WHAT TO WORK ON:
Output every entry exactly as written, skipping any pictures.

DATA LISTING:
⁂

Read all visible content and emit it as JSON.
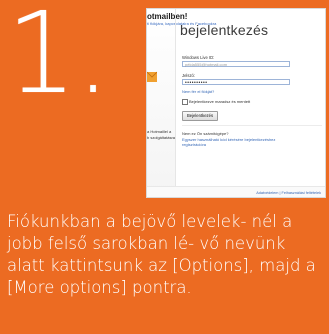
{
  "step": {
    "number": "1."
  },
  "screenshot": {
    "left_panel": {
      "brand_fragment": "otmailben!",
      "brand_sub": "ti fiókjára, kapcsolataira és Facebookra",
      "lines": [
        "a Hotmaillel a",
        "b szolgáltatásra"
      ]
    },
    "main": {
      "title": "bejelentkezés",
      "email_label": "Windows Live ID:",
      "email_placeholder": "példa555@hotmail.com",
      "password_label": "Jelszó:",
      "password_value": "••••••••••",
      "forgot_link": "Nem fér el fiókját?",
      "remember_label": "Bejelentkezve maradsz és mentett",
      "login_button": "Bejelentkezés",
      "question": "Nem ez Ön számítógépe?",
      "signup_link1": "Egyszer használható kód kérésére bejelentkezéshez",
      "signup_link2": "regisztrációra",
      "footer": "Adatvédelem | Felhasználási feltételek"
    }
  },
  "caption": "Fiókunkban a bejövő levelek- nél a jobb felső sarokban lé- vő nevünk alatt kattintsunk az [Options], majd a [More options] pontra."
}
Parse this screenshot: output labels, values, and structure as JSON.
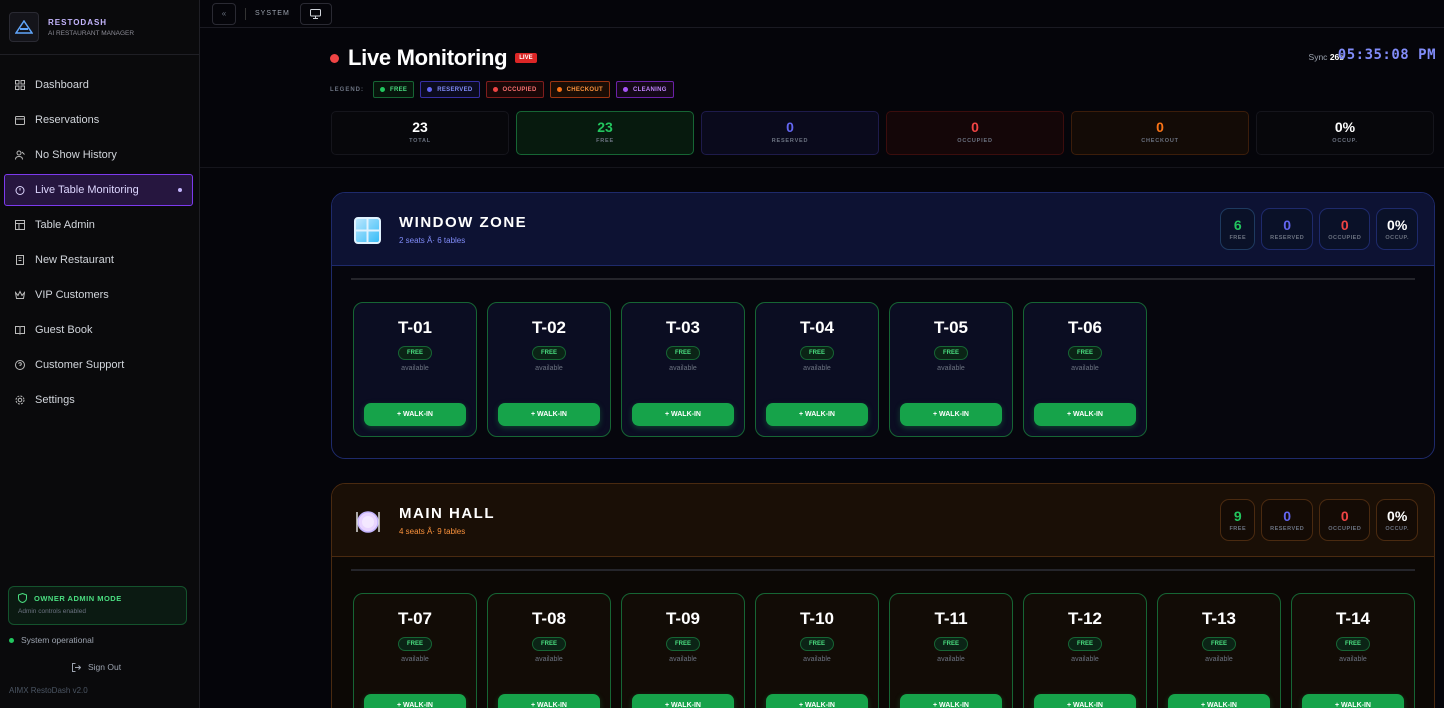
{
  "brand": {
    "name": "RESTODASH",
    "subtitle": "AI RESTAURANT MANAGER"
  },
  "nav": [
    {
      "label": "Dashboard",
      "icon": "grid-icon"
    },
    {
      "label": "Reservations",
      "icon": "calendar-icon"
    },
    {
      "label": "No Show History",
      "icon": "user-x-icon"
    },
    {
      "label": "Live Table Monitoring",
      "icon": "timer-icon",
      "active": true
    },
    {
      "label": "Table Admin",
      "icon": "table-icon"
    },
    {
      "label": "New Restaurant",
      "icon": "building-icon"
    },
    {
      "label": "VIP Customers",
      "icon": "crown-icon"
    },
    {
      "label": "Guest Book",
      "icon": "book-icon"
    },
    {
      "label": "Customer Support",
      "icon": "help-icon"
    },
    {
      "label": "Settings",
      "icon": "gear-icon"
    }
  ],
  "owner": {
    "title": "OWNER ADMIN MODE",
    "subtitle": "Admin controls enabled"
  },
  "system_status": "System operational",
  "signout": "Sign Out",
  "version": "AIMX RestoDash v2.0",
  "topbar": {
    "collapse": "«",
    "label": "SYSTEM"
  },
  "header": {
    "title": "Live Monitoring",
    "badge": "LIVE",
    "sync_label": "Sync",
    "sync_value": "26s",
    "clock": "05:35:08 PM"
  },
  "legend": {
    "label": "LEGEND:",
    "items": [
      {
        "label": "FREE",
        "color": "#22c55e"
      },
      {
        "label": "RESERVED",
        "color": "#6366f1"
      },
      {
        "label": "OCCUPIED",
        "color": "#ef4444"
      },
      {
        "label": "CHECKOUT",
        "color": "#f97316"
      },
      {
        "label": "CLEANING",
        "color": "#a855f7"
      }
    ]
  },
  "stats": [
    {
      "value": "23",
      "label": "TOTAL"
    },
    {
      "value": "23",
      "label": "FREE"
    },
    {
      "value": "0",
      "label": "RESERVED"
    },
    {
      "value": "0",
      "label": "OCCUPIED"
    },
    {
      "value": "0",
      "label": "CHECKOUT"
    },
    {
      "value": "0%",
      "label": "OCCUP."
    }
  ],
  "zones": [
    {
      "name": "WINDOW ZONE",
      "subtitle": "2 seats Â· 6 tables",
      "icon": "window-icon",
      "stats": [
        {
          "value": "6",
          "label": "FREE"
        },
        {
          "value": "0",
          "label": "RESERVED"
        },
        {
          "value": "0",
          "label": "OCCUPIED"
        },
        {
          "value": "0%",
          "label": "OCCUP."
        }
      ],
      "tables": [
        {
          "id": "T-01",
          "status": "FREE",
          "note": "available",
          "action": "+ WALK-IN"
        },
        {
          "id": "T-02",
          "status": "FREE",
          "note": "available",
          "action": "+ WALK-IN"
        },
        {
          "id": "T-03",
          "status": "FREE",
          "note": "available",
          "action": "+ WALK-IN"
        },
        {
          "id": "T-04",
          "status": "FREE",
          "note": "available",
          "action": "+ WALK-IN"
        },
        {
          "id": "T-05",
          "status": "FREE",
          "note": "available",
          "action": "+ WALK-IN"
        },
        {
          "id": "T-06",
          "status": "FREE",
          "note": "available",
          "action": "+ WALK-IN"
        }
      ]
    },
    {
      "name": "MAIN HALL",
      "subtitle": "4 seats Â· 9 tables",
      "icon": "plate-icon",
      "stats": [
        {
          "value": "9",
          "label": "FREE"
        },
        {
          "value": "0",
          "label": "RESERVED"
        },
        {
          "value": "0",
          "label": "OCCUPIED"
        },
        {
          "value": "0%",
          "label": "OCCUP."
        }
      ],
      "tables": [
        {
          "id": "T-07",
          "status": "FREE",
          "note": "available",
          "action": "+ WALK-IN"
        },
        {
          "id": "T-08",
          "status": "FREE",
          "note": "available",
          "action": "+ WALK-IN"
        },
        {
          "id": "T-09",
          "status": "FREE",
          "note": "available",
          "action": "+ WALK-IN"
        },
        {
          "id": "T-10",
          "status": "FREE",
          "note": "available",
          "action": "+ WALK-IN"
        },
        {
          "id": "T-11",
          "status": "FREE",
          "note": "available",
          "action": "+ WALK-IN"
        },
        {
          "id": "T-12",
          "status": "FREE",
          "note": "available",
          "action": "+ WALK-IN"
        },
        {
          "id": "T-13",
          "status": "FREE",
          "note": "available",
          "action": "+ WALK-IN"
        },
        {
          "id": "T-14",
          "status": "FREE",
          "note": "available",
          "action": "+ WALK-IN"
        }
      ]
    }
  ]
}
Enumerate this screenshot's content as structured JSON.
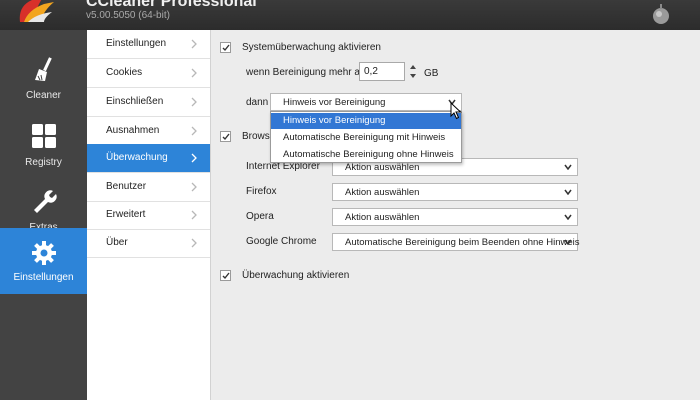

⁂

TASK OUTPUT:
Read all visible content and emit it as JSON.
{
  "step": {
    "number": "1."
  },
  "screenshot": {
    "left_panel": {
      "brand_fragment": "otmailben!",
      "brand_sub": "ti fiókjára, kapcsolataira és Facebookra",
      "lines": [
        "a Hotmaillel a",
        "b szolgáltatásra"
      ]
    },
    "main": {
      "title": "bejelentkezés",
      "email_label": "Windows Live ID:",
      "email_placeholder": "példa555@hotmail.com",
      "password_label": "Jelszó:",
      "password_value": "••••••••••",
      "forgot_link": "Nem fér el fiókját?",
      "remember_label": "Bejelentkezve maradsz és mentett",
      "login_button": "Bejelentkezés",
      "question": "Nem ez Ön számítógépe?",
      "signup_link1": "Egyszer használható kód kérésére bejelentkezéshez",
      "signup_link2": "regisztrációra",
      "footer": "Adatvédelem | Felhasználási feltételek"
    }
  },
  "caption": "Fiókunkban a bejövő levelek- nél a jobb felső sarokban lé- vő nevünk alatt kattintsunk az [Options], majd a [More options] pontra."
}
Parse this screenshot: output labels, values, and structure as JSON.
{
  "brand": {
    "name": "RESTODASH",
    "subtitle": "AI RESTAURANT MANAGER"
  },
  "nav": [
    {
      "label": "Dashboard",
      "icon": "grid-icon"
    },
    {
      "label": "Reservations",
      "icon": "calendar-icon"
    },
    {
      "label": "No Show History",
      "icon": "user-x-icon"
    },
    {
      "label": "Live Table Monitoring",
      "icon": "timer-icon",
      "active": true
    },
    {
      "label": "Table Admin",
      "icon": "table-icon"
    },
    {
      "label": "New Restaurant",
      "icon": "building-icon"
    },
    {
      "label": "VIP Customers",
      "icon": "crown-icon"
    },
    {
      "label": "Guest Book",
      "icon": "book-icon"
    },
    {
      "label": "Customer Support",
      "icon": "help-icon"
    },
    {
      "label": "Settings",
      "icon": "gear-icon"
    }
  ],
  "owner": {
    "title": "OWNER ADMIN MODE",
    "subtitle": "Admin controls enabled"
  },
  "system_status": "System operational",
  "signout": "Sign Out",
  "version": "AIMX RestoDash v2.0",
  "topbar": {
    "collapse": "«",
    "label": "SYSTEM"
  },
  "header": {
    "title": "Live Monitoring",
    "badge": "LIVE",
    "sync_label": "Sync",
    "sync_value": "26s",
    "clock": "05:35:08 PM"
  },
  "legend": {
    "label": "LEGEND:",
    "items": [
      {
        "label": "FREE",
        "color": "#22c55e"
      },
      {
        "label": "RESERVED",
        "color": "#6366f1"
      },
      {
        "label": "OCCUPIED",
        "color": "#ef4444"
      },
      {
        "label": "CHECKOUT",
        "color": "#f97316"
      },
      {
        "label": "CLEANING",
        "color": "#a855f7"
      }
    ]
  },
  "stats": [
    {
      "value": "23",
      "label": "TOTAL"
    },
    {
      "value": "23",
      "label": "FREE"
    },
    {
      "value": "0",
      "label": "RESERVED"
    },
    {
      "value": "0",
      "label": "OCCUPIED"
    },
    {
      "value": "0",
      "label": "CHECKOUT"
    },
    {
      "value": "0%",
      "label": "OCCUP."
    }
  ],
  "zones": [
    {
      "name": "WINDOW ZONE",
      "subtitle": "2 seats Â· 6 tables",
      "icon": "window-icon",
      "stats": [
        {
          "value": "6",
          "label": "FREE"
        },
        {
          "value": "0",
          "label": "RESERVED"
        },
        {
          "value": "0",
          "label": "OCCUPIED"
        },
        {
          "value": "0%",
          "label": "OCCUP."
        }
      ],
      "tables": [
        {
          "id": "T-01",
          "status": "FREE",
          "note": "available",
          "action": "+ WALK-IN"
        },
        {
          "id": "T-02",
          "status": "FREE",
          "note": "available",
          "action": "+ WALK-IN"
        },
        {
          "id": "T-03",
          "status": "FREE",
          "note": "available",
          "action": "+ WALK-IN"
        },
        {
          "id": "T-04",
          "status": "FREE",
          "note": "available",
          "action": "+ WALK-IN"
        },
        {
          "id": "T-05",
          "status": "FREE",
          "note": "available",
          "action": "+ WALK-IN"
        },
        {
          "id": "T-06",
          "status": "FREE",
          "note": "available",
          "action": "+ WALK-IN"
        }
      ]
    },
    {
      "name": "MAIN HALL",
      "subtitle": "4 seats Â· 9 tables",
      "icon": "plate-icon",
      "stats": [
        {
          "value": "9",
          "label": "FREE"
        },
        {
          "value": "0",
          "label": "RESERVED"
        },
        {
          "value": "0",
          "label": "OCCUPIED"
        },
        {
          "value": "0%",
          "label": "OCCUP."
        }
      ],
      "tables": [
        {
          "id": "T-07",
          "status": "FREE",
          "note": "available",
          "action": "+ WALK-IN"
        },
        {
          "id": "T-08",
          "status": "FREE",
          "note": "available",
          "action": "+ WALK-IN"
        },
        {
          "id": "T-09",
          "status": "FREE",
          "note": "available",
          "action": "+ WALK-IN"
        },
        {
          "id": "T-10",
          "status": "FREE",
          "note": "available",
          "action": "+ WALK-IN"
        },
        {
          "id": "T-11",
          "status": "FREE",
          "note": "available",
          "action": "+ WALK-IN"
        },
        {
          "id": "T-12",
          "status": "FREE",
          "note": "available",
          "action": "+ WALK-IN"
        },
        {
          "id": "T-13",
          "status": "FREE",
          "note": "available",
          "action": "+ WALK-IN"
        },
        {
          "id": "T-14",
          "status": "FREE",
          "note": "available",
          "action": "+ WALK-IN"
        }
      ]
    }
  ]
}
Enumerate this screenshot's content as structured JSON.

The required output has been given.